Saved entries:
━━━━━━━━━━

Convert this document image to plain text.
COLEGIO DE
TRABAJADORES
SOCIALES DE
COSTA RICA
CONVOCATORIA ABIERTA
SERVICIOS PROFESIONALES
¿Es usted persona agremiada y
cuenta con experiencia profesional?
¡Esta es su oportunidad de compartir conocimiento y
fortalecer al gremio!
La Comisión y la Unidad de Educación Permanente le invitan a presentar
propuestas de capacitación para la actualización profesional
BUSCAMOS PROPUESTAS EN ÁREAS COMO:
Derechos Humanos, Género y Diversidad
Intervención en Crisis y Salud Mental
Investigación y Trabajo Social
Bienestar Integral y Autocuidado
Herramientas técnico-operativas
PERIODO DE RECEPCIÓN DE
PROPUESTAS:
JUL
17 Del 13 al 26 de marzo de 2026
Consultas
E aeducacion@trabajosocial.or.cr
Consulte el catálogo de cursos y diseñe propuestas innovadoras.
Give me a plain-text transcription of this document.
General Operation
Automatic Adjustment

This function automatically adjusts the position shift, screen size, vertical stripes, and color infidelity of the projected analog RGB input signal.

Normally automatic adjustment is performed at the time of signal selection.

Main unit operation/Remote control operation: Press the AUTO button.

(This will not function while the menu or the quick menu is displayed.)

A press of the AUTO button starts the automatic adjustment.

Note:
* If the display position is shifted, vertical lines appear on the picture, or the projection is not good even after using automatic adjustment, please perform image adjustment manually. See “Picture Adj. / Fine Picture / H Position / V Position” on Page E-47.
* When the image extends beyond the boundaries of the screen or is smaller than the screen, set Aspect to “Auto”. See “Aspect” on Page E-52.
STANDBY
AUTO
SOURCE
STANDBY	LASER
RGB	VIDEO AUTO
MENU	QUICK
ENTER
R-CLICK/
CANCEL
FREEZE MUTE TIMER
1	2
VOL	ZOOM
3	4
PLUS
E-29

━━━━━━━━━━

## [DESCRIPTION OF THE TASK]
Give the number of lines in the entries that hold the word "position", and nothing else.

## [EXPECTED ANSWER]
2